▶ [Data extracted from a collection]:
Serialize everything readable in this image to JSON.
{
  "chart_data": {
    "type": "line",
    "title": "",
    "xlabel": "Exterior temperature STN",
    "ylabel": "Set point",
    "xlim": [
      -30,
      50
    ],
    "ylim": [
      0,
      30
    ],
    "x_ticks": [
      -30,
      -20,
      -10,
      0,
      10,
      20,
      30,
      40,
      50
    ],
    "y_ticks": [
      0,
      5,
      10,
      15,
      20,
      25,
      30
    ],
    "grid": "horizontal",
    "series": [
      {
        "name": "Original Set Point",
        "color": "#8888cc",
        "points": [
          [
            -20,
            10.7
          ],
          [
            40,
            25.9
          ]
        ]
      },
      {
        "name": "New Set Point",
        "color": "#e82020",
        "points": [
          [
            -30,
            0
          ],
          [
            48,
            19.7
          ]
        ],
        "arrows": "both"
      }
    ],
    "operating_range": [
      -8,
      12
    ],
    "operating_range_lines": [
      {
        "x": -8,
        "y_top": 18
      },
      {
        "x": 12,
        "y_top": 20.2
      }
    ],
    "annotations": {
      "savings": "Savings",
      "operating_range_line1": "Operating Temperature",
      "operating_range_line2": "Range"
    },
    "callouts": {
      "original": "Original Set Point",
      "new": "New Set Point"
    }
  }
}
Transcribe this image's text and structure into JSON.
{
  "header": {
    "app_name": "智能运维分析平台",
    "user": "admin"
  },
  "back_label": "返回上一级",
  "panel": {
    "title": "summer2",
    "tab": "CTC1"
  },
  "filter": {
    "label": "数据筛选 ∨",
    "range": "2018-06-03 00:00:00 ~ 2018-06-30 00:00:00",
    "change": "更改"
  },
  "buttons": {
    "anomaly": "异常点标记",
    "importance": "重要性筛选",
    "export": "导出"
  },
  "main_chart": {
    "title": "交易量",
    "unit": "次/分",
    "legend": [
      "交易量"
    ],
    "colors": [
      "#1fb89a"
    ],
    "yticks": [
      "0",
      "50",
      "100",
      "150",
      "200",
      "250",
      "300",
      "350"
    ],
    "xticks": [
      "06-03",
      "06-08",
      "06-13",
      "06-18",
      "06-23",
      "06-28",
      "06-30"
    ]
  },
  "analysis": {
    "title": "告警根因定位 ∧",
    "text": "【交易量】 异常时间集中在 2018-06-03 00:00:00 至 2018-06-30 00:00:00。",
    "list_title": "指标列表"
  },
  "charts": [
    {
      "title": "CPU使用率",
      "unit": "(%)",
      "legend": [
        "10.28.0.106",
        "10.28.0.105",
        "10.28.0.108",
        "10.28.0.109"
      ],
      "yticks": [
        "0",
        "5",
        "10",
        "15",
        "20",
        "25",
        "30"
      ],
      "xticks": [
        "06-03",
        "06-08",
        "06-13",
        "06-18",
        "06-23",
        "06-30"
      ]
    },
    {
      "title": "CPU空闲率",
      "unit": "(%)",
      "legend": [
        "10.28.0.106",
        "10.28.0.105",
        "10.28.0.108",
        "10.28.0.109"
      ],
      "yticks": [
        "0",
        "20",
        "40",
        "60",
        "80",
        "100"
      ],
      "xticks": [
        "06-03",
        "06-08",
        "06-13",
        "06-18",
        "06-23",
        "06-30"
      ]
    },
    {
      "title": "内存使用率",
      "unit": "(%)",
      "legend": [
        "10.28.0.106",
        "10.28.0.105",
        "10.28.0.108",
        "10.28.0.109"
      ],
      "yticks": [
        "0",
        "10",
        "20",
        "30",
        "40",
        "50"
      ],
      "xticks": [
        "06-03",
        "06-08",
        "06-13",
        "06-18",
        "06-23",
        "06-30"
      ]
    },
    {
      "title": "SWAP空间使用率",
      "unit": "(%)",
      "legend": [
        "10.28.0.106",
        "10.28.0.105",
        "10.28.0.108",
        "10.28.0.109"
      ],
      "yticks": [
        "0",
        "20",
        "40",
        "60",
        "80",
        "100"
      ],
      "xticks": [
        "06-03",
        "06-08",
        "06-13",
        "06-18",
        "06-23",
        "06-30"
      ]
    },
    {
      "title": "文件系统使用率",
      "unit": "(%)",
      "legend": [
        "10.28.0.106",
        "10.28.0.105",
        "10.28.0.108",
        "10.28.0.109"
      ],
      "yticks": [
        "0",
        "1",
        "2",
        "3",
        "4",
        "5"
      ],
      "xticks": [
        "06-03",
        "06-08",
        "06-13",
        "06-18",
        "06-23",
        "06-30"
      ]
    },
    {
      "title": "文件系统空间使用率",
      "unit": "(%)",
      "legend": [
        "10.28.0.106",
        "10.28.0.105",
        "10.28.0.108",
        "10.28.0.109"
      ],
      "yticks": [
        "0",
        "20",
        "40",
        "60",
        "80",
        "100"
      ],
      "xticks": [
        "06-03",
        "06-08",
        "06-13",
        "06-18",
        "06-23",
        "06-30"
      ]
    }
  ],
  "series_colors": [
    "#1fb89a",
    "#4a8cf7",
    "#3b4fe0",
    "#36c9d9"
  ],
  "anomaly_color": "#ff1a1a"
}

▶ [Task to complete]:
Write only the number of lines in the data above that include "this".

▶ [Correct output]:
2